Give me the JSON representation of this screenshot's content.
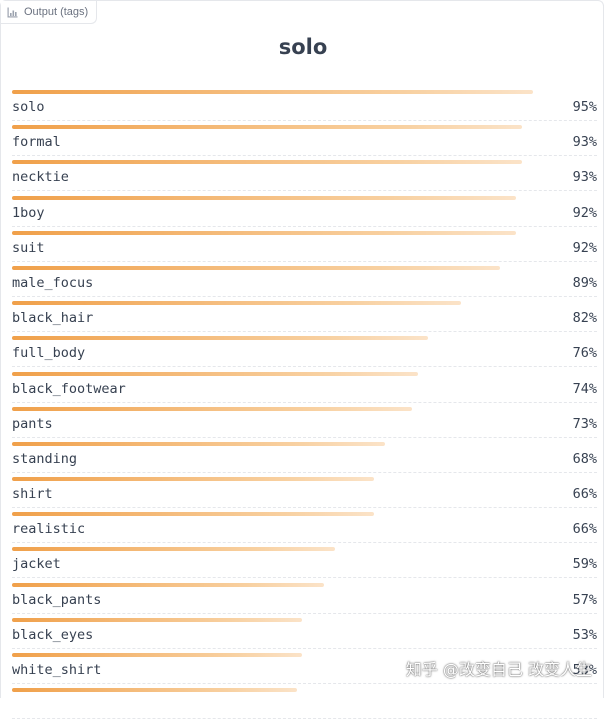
{
  "panel": {
    "tab_label": "Output (tags)",
    "heading": "solo"
  },
  "colors": {
    "bar_start": "#f0a04a",
    "bar_end": "#fbe3c8",
    "text": "#374151"
  },
  "tags": [
    {
      "label": "solo",
      "confidence": 95,
      "percent": "95%"
    },
    {
      "label": "formal",
      "confidence": 93,
      "percent": "93%"
    },
    {
      "label": "necktie",
      "confidence": 93,
      "percent": "93%"
    },
    {
      "label": "1boy",
      "confidence": 92,
      "percent": "92%"
    },
    {
      "label": "suit",
      "confidence": 92,
      "percent": "92%"
    },
    {
      "label": "male_focus",
      "confidence": 89,
      "percent": "89%"
    },
    {
      "label": "black_hair",
      "confidence": 82,
      "percent": "82%"
    },
    {
      "label": "full_body",
      "confidence": 76,
      "percent": "76%"
    },
    {
      "label": "black_footwear",
      "confidence": 74,
      "percent": "74%"
    },
    {
      "label": "pants",
      "confidence": 73,
      "percent": "73%"
    },
    {
      "label": "standing",
      "confidence": 68,
      "percent": "68%"
    },
    {
      "label": "shirt",
      "confidence": 66,
      "percent": "66%"
    },
    {
      "label": "realistic",
      "confidence": 66,
      "percent": "66%"
    },
    {
      "label": "jacket",
      "confidence": 59,
      "percent": "59%"
    },
    {
      "label": "black_pants",
      "confidence": 57,
      "percent": "57%"
    },
    {
      "label": "black_eyes",
      "confidence": 53,
      "percent": "53%"
    },
    {
      "label": "white_shirt",
      "confidence": 53,
      "percent": "53%"
    },
    {
      "label": "",
      "confidence": 52,
      "percent": ""
    }
  ],
  "watermark": "知乎 @改变自己 改变人生"
}
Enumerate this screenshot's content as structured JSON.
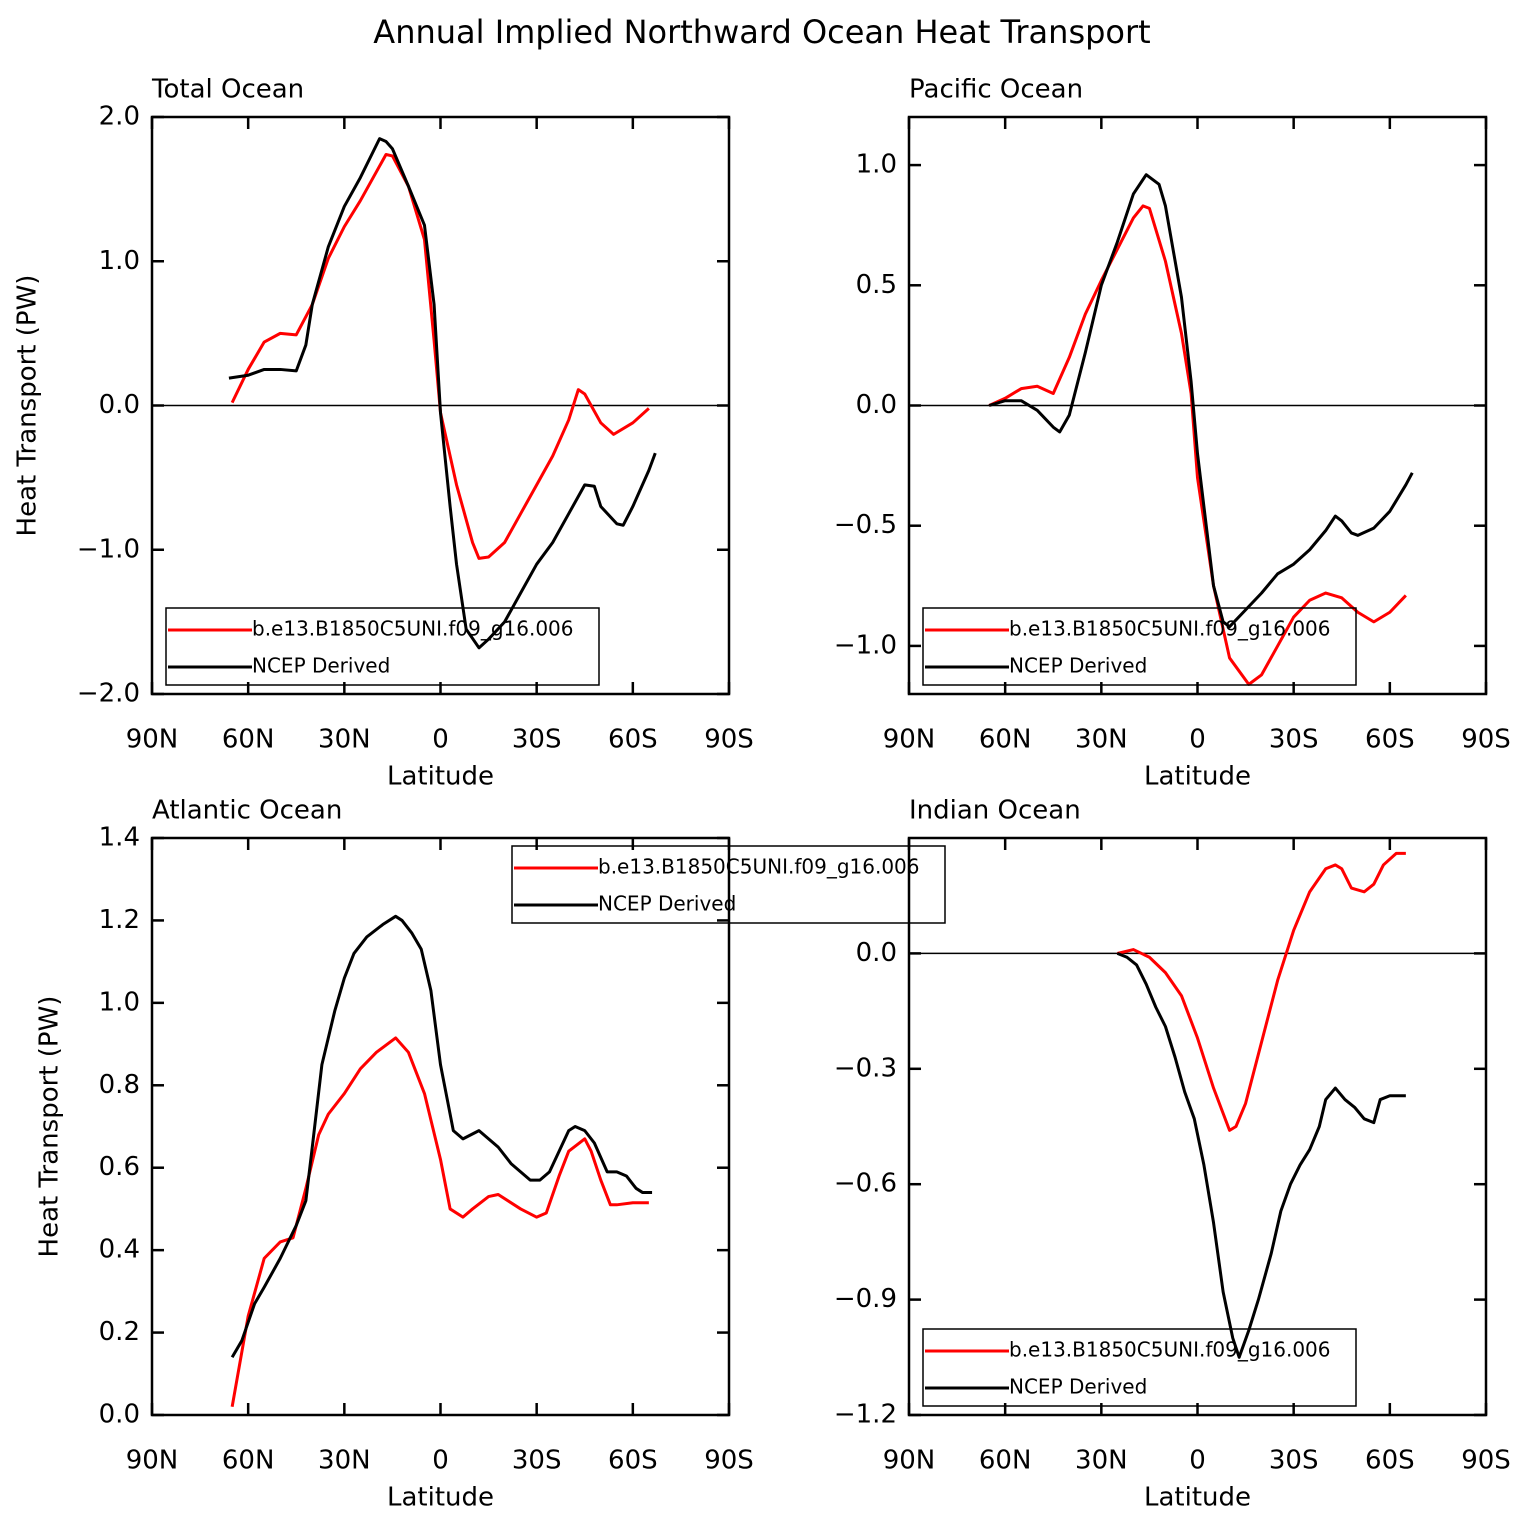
{
  "title": "Annual Implied Northward Ocean Heat Transport",
  "chart_data": [
    {
      "type": "line",
      "title": "Total Ocean",
      "xlabel": "Latitude",
      "ylabel": "Heat Transport (PW)",
      "xlim": [
        90,
        -90
      ],
      "xticks": [
        {
          "value": 90,
          "label": "90N"
        },
        {
          "value": 60,
          "label": "60N"
        },
        {
          "value": 30,
          "label": "30N"
        },
        0,
        {
          "value": -30,
          "label": "30S"
        },
        {
          "value": -60,
          "label": "60S"
        },
        {
          "value": -90,
          "label": "90S"
        }
      ],
      "ylim": [
        -2,
        2
      ],
      "yticks": [
        {
          "value": -2,
          "label": "−2.0"
        },
        {
          "value": -1,
          "label": "−1.0"
        },
        {
          "value": 0,
          "label": "0.0"
        },
        {
          "value": 1,
          "label": "1.0"
        },
        {
          "value": 2,
          "label": "2.0"
        }
      ],
      "zero_line": true,
      "legend": "lower left",
      "series": [
        {
          "name": "b.e13.B1850C5UNI.f09_g16.006",
          "color": "#ff0000",
          "x": [
            65,
            60,
            55,
            50,
            45,
            40,
            35,
            30,
            25,
            20,
            17,
            15,
            10,
            5,
            2,
            0,
            -5,
            -10,
            -12,
            -15,
            -20,
            -25,
            -30,
            -35,
            -40,
            -43,
            -45,
            -50,
            -54,
            -60,
            -65
          ],
          "values": [
            0.02,
            0.25,
            0.44,
            0.5,
            0.49,
            0.7,
            1.02,
            1.24,
            1.42,
            1.62,
            1.74,
            1.73,
            1.52,
            1.15,
            0.45,
            -0.05,
            -0.55,
            -0.95,
            -1.06,
            -1.05,
            -0.95,
            -0.75,
            -0.55,
            -0.35,
            -0.1,
            0.11,
            0.08,
            -0.12,
            -0.2,
            -0.12,
            -0.02
          ]
        },
        {
          "name": "NCEP Derived",
          "color": "#000000",
          "x": [
            66,
            60,
            55,
            50,
            45,
            42,
            40,
            35,
            30,
            25,
            19,
            17,
            15,
            10,
            5,
            2,
            0,
            -3,
            -5,
            -8,
            -12,
            -15,
            -20,
            -25,
            -30,
            -35,
            -40,
            -45,
            -48,
            -50,
            -55,
            -57,
            -60,
            -65,
            -67
          ],
          "values": [
            0.19,
            0.21,
            0.25,
            0.25,
            0.24,
            0.42,
            0.7,
            1.1,
            1.38,
            1.58,
            1.85,
            1.83,
            1.78,
            1.52,
            1.25,
            0.7,
            -0.05,
            -0.7,
            -1.1,
            -1.55,
            -1.68,
            -1.62,
            -1.5,
            -1.3,
            -1.1,
            -0.95,
            -0.75,
            -0.55,
            -0.56,
            -0.7,
            -0.82,
            -0.83,
            -0.7,
            -0.45,
            -0.33
          ]
        }
      ]
    },
    {
      "type": "line",
      "title": "Pacific Ocean",
      "xlabel": "Latitude",
      "xlim": [
        90,
        -90
      ],
      "xticks": [
        {
          "value": 90,
          "label": "90N"
        },
        {
          "value": 60,
          "label": "60N"
        },
        {
          "value": 30,
          "label": "30N"
        },
        0,
        {
          "value": -30,
          "label": "30S"
        },
        {
          "value": -60,
          "label": "60S"
        },
        {
          "value": -90,
          "label": "90S"
        }
      ],
      "ylim": [
        -1.2,
        1.2
      ],
      "yticks": [
        {
          "value": -1,
          "label": "−1.0"
        },
        {
          "value": -0.5,
          "label": "−0.5"
        },
        {
          "value": 0,
          "label": "0.0"
        },
        0.5,
        {
          "value": 1,
          "label": "1.0"
        }
      ],
      "zero_line": true,
      "legend": "lower left",
      "series": [
        {
          "name": "b.e13.B1850C5UNI.f09_g16.006",
          "color": "#ff0000",
          "x": [
            65,
            60,
            55,
            50,
            45,
            40,
            35,
            30,
            25,
            20,
            17,
            15,
            10,
            5,
            2,
            0,
            -5,
            -10,
            -16,
            -20,
            -25,
            -30,
            -35,
            -40,
            -45,
            -50,
            -55,
            -60,
            -65
          ],
          "values": [
            0,
            0.03,
            0.07,
            0.08,
            0.05,
            0.2,
            0.38,
            0.52,
            0.65,
            0.78,
            0.83,
            0.82,
            0.6,
            0.3,
            0.05,
            -0.3,
            -0.75,
            -1.05,
            -1.16,
            -1.12,
            -1.0,
            -0.88,
            -0.81,
            -0.78,
            -0.8,
            -0.86,
            -0.9,
            -0.86,
            -0.79
          ]
        },
        {
          "name": "NCEP Derived",
          "color": "#000000",
          "x": [
            65,
            60,
            55,
            50,
            45,
            43,
            40,
            35,
            30,
            25,
            20,
            16,
            12,
            10,
            5,
            2,
            0,
            -5,
            -8,
            -10,
            -15,
            -20,
            -25,
            -30,
            -35,
            -40,
            -43,
            -45,
            -48,
            -50,
            -55,
            -60,
            -65,
            -67
          ],
          "values": [
            0,
            0.02,
            0.02,
            -0.02,
            -0.09,
            -0.11,
            -0.04,
            0.22,
            0.5,
            0.68,
            0.88,
            0.96,
            0.92,
            0.83,
            0.45,
            0.1,
            -0.2,
            -0.75,
            -0.9,
            -0.92,
            -0.85,
            -0.78,
            -0.7,
            -0.66,
            -0.6,
            -0.52,
            -0.46,
            -0.48,
            -0.53,
            -0.54,
            -0.51,
            -0.44,
            -0.33,
            -0.28
          ]
        }
      ]
    },
    {
      "type": "line",
      "title": "Atlantic Ocean",
      "xlabel": "Latitude",
      "ylabel": "Heat Transport (PW)",
      "xlim": [
        90,
        -90
      ],
      "xticks": [
        {
          "value": 90,
          "label": "90N"
        },
        {
          "value": 60,
          "label": "60N"
        },
        {
          "value": 30,
          "label": "30N"
        },
        0,
        {
          "value": -30,
          "label": "30S"
        },
        {
          "value": -60,
          "label": "60S"
        },
        {
          "value": -90,
          "label": "90S"
        }
      ],
      "ylim": [
        0,
        1.4
      ],
      "yticks": [
        {
          "value": 0,
          "label": "0.0"
        },
        0.2,
        0.4,
        0.6,
        0.8,
        {
          "value": 1,
          "label": "1.0"
        },
        1.2,
        1.4
      ],
      "zero_line": false,
      "legend": "upper right",
      "series": [
        {
          "name": "b.e13.B1850C5UNI.f09_g16.006",
          "color": "#ff0000",
          "x": [
            65,
            60,
            55,
            50,
            46,
            42,
            38,
            35,
            30,
            25,
            20,
            14,
            10,
            5,
            0,
            -3,
            -7,
            -10,
            -15,
            -18,
            -25,
            -30,
            -33,
            -37,
            -40,
            -45,
            -47,
            -50,
            -53,
            -55,
            -60,
            -65
          ],
          "values": [
            0.02,
            0.24,
            0.38,
            0.42,
            0.43,
            0.55,
            0.68,
            0.73,
            0.78,
            0.84,
            0.88,
            0.915,
            0.88,
            0.78,
            0.62,
            0.5,
            0.48,
            0.5,
            0.53,
            0.535,
            0.5,
            0.48,
            0.49,
            0.58,
            0.64,
            0.67,
            0.64,
            0.57,
            0.51,
            0.51,
            0.515,
            0.515
          ]
        },
        {
          "name": "NCEP Derived",
          "color": "#000000",
          "x": [
            65,
            62,
            58,
            55,
            50,
            45,
            42,
            40,
            37,
            33,
            30,
            27,
            23,
            18,
            14,
            12,
            9,
            6,
            3,
            0,
            -2,
            -4,
            -7,
            -12,
            -18,
            -22,
            -25,
            -28,
            -31,
            -34,
            -37,
            -40,
            -42,
            -45,
            -48,
            -52,
            -55,
            -58,
            -61,
            -63,
            -66
          ],
          "values": [
            0.14,
            0.18,
            0.27,
            0.31,
            0.38,
            0.46,
            0.52,
            0.65,
            0.85,
            0.98,
            1.06,
            1.12,
            1.16,
            1.19,
            1.21,
            1.2,
            1.17,
            1.13,
            1.03,
            0.85,
            0.77,
            0.69,
            0.67,
            0.69,
            0.65,
            0.61,
            0.59,
            0.57,
            0.57,
            0.59,
            0.64,
            0.69,
            0.7,
            0.69,
            0.66,
            0.59,
            0.59,
            0.58,
            0.55,
            0.54,
            0.54
          ]
        }
      ]
    },
    {
      "type": "line",
      "title": "Indian Ocean",
      "xlabel": "Latitude",
      "xlim": [
        90,
        -90
      ],
      "xticks": [
        {
          "value": 90,
          "label": "90N"
        },
        {
          "value": 60,
          "label": "60N"
        },
        {
          "value": 30,
          "label": "30N"
        },
        0,
        {
          "value": -30,
          "label": "30S"
        },
        {
          "value": -60,
          "label": "60S"
        },
        {
          "value": -90,
          "label": "90S"
        }
      ],
      "ylim": [
        -1.2,
        0.3
      ],
      "yticks": [
        {
          "value": -1.2,
          "label": "−1.2"
        },
        {
          "value": -0.9,
          "label": "−0.9"
        },
        {
          "value": -0.6,
          "label": "−0.6"
        },
        {
          "value": -0.3,
          "label": "−0.3"
        },
        {
          "value": 0,
          "label": "0.0"
        }
      ],
      "zero_line": true,
      "legend": "lower left",
      "series": [
        {
          "name": "b.e13.B1850C5UNI.f09_g16.006",
          "color": "#ff0000",
          "x": [
            25,
            20,
            15,
            10,
            5,
            0,
            -5,
            -10,
            -12,
            -15,
            -20,
            -25,
            -30,
            -35,
            -40,
            -43,
            -45,
            -48,
            -52,
            -55,
            -58,
            -62,
            -65
          ],
          "values": [
            0,
            0.01,
            -0.01,
            -0.05,
            -0.11,
            -0.22,
            -0.35,
            -0.46,
            -0.45,
            -0.39,
            -0.23,
            -0.07,
            0.06,
            0.16,
            0.22,
            0.23,
            0.22,
            0.17,
            0.16,
            0.18,
            0.23,
            0.26,
            0.26
          ]
        },
        {
          "name": "NCEP Derived",
          "color": "#000000",
          "x": [
            25,
            22,
            19,
            16,
            13,
            10,
            7,
            4,
            1,
            -2,
            -5,
            -8,
            -11,
            -13,
            -16,
            -19,
            -23,
            -26,
            -29,
            -32,
            -35,
            -38,
            -40,
            -43,
            -46,
            -49,
            -52,
            -55,
            -57,
            -60,
            -65
          ],
          "values": [
            0,
            -0.01,
            -0.03,
            -0.08,
            -0.14,
            -0.19,
            -0.27,
            -0.36,
            -0.43,
            -0.55,
            -0.7,
            -0.88,
            -1.0,
            -1.05,
            -0.98,
            -0.9,
            -0.78,
            -0.67,
            -0.6,
            -0.55,
            -0.51,
            -0.45,
            -0.38,
            -0.35,
            -0.38,
            -0.4,
            -0.43,
            -0.44,
            -0.38,
            -0.37,
            -0.37
          ]
        }
      ]
    }
  ]
}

──────

Show every line above in which the word "this" occurs.

Give me the JSON representation of this screenshot's content.
Enumerate this screenshot's content as structured JSON.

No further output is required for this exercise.